▶ **GIVEN ENTRIES**
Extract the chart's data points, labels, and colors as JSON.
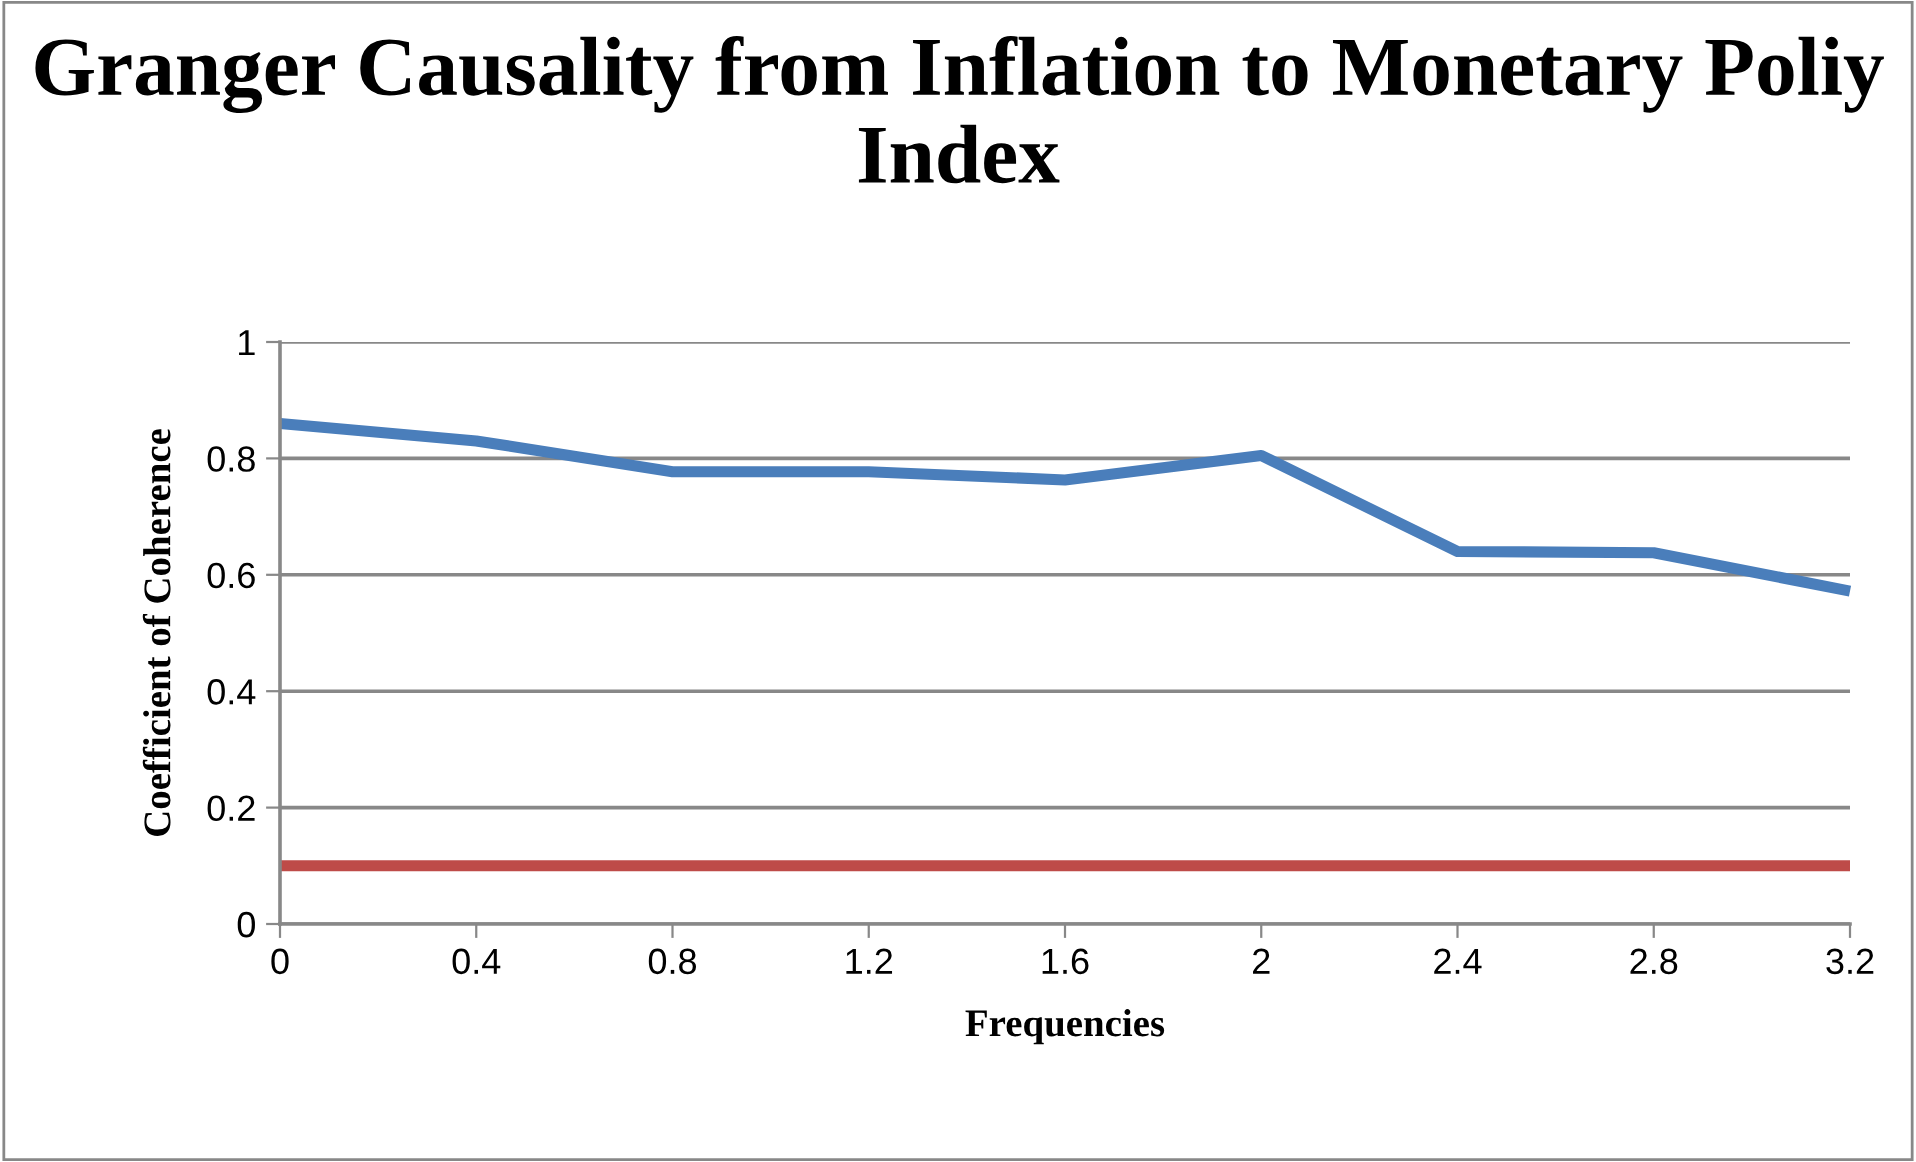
{
  "chart_data": {
    "type": "line",
    "title": "Granger Causality from Inflation to Monetary Poliy Index",
    "xlabel": "Frequencies",
    "ylabel": "Coefficient of Coherence",
    "x": [
      0,
      0.4,
      0.8,
      1.2,
      1.6,
      2.0,
      2.4,
      2.8,
      3.2
    ],
    "series": [
      {
        "color": "#4a7ebb",
        "values": [
          0.86,
          0.83,
          0.777,
          0.777,
          0.763,
          0.805,
          0.64,
          0.638,
          0.572
        ]
      },
      {
        "color": "#be4b48",
        "values": [
          0.1,
          0.1,
          0.1,
          0.1,
          0.1,
          0.1,
          0.1,
          0.1,
          0.1
        ]
      }
    ],
    "xlim": [
      0,
      3.2
    ],
    "xticks": [
      0,
      0.4,
      0.8,
      1.2,
      1.6,
      2,
      2.4,
      2.8,
      3.2
    ],
    "ylim": [
      0,
      1
    ],
    "yticks": [
      0,
      0.2,
      0.4,
      0.6,
      0.8,
      1
    ],
    "grid": "y",
    "legend": false,
    "marker": "none",
    "line_style": "solid"
  }
}
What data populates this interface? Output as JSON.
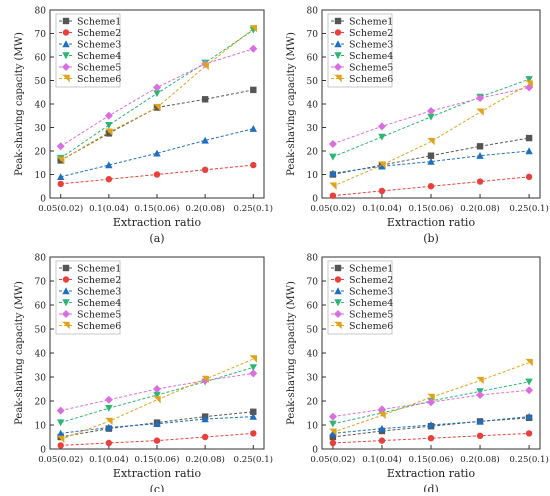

▶ **WHAT YOU HAVE TO DO**
Your task is an exact transcription of all the data, minus the pictures.

▶ **THE ANSWER**
Extract the chart's data points, labels, and colors as JSON.
{
  "chart_data": {
    "type": "line",
    "title": "Granger Causality from Inflation to Monetary Poliy Index",
    "xlabel": "Frequencies",
    "ylabel": "Coefficient of Coherence",
    "x": [
      0,
      0.4,
      0.8,
      1.2,
      1.6,
      2.0,
      2.4,
      2.8,
      3.2
    ],
    "series": [
      {
        "color": "#4a7ebb",
        "values": [
          0.86,
          0.83,
          0.777,
          0.777,
          0.763,
          0.805,
          0.64,
          0.638,
          0.572
        ]
      },
      {
        "color": "#be4b48",
        "values": [
          0.1,
          0.1,
          0.1,
          0.1,
          0.1,
          0.1,
          0.1,
          0.1,
          0.1
        ]
      }
    ],
    "xlim": [
      0,
      3.2
    ],
    "xticks": [
      0,
      0.4,
      0.8,
      1.2,
      1.6,
      2,
      2.4,
      2.8,
      3.2
    ],
    "ylim": [
      0,
      1
    ],
    "yticks": [
      0,
      0.2,
      0.4,
      0.6,
      0.8,
      1
    ],
    "grid": "y",
    "legend": false,
    "marker": "none",
    "line_style": "solid"
  }
}
What data populates this interface? Output as JSON.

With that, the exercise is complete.